**Dataset excerpts:**

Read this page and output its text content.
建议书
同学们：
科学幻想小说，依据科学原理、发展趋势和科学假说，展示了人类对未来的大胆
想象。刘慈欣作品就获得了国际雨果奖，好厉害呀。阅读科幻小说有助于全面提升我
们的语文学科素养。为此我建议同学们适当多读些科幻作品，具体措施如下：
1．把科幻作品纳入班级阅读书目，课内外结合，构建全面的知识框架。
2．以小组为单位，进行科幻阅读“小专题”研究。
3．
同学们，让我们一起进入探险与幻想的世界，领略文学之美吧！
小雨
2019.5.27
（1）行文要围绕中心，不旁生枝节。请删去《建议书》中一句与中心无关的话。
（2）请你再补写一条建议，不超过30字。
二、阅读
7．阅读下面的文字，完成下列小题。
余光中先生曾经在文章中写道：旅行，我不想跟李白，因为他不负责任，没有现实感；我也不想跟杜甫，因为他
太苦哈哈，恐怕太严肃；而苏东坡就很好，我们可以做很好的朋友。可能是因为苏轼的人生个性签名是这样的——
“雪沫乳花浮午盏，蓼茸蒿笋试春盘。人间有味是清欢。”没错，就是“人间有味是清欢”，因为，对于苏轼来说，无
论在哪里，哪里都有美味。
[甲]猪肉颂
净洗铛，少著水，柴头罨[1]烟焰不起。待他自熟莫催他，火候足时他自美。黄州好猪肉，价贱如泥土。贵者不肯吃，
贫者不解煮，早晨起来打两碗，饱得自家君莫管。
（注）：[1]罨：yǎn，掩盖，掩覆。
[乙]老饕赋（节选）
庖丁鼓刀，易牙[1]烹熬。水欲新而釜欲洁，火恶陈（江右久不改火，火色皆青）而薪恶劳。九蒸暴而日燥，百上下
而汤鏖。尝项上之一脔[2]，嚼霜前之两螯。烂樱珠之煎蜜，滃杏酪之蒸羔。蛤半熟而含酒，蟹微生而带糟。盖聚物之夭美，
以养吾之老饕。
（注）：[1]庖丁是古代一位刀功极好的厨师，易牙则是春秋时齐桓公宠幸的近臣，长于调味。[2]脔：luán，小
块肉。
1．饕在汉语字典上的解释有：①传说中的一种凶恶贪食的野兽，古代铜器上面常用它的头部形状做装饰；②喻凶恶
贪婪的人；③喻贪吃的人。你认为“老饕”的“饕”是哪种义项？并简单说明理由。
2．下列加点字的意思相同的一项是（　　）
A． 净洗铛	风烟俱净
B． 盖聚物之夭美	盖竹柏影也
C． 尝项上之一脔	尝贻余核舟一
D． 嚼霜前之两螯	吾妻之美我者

**Problem:**
Lines containing the word "嚼霜前之两螯" are to be counted in the listing; state their number alone.

**Full output:**
2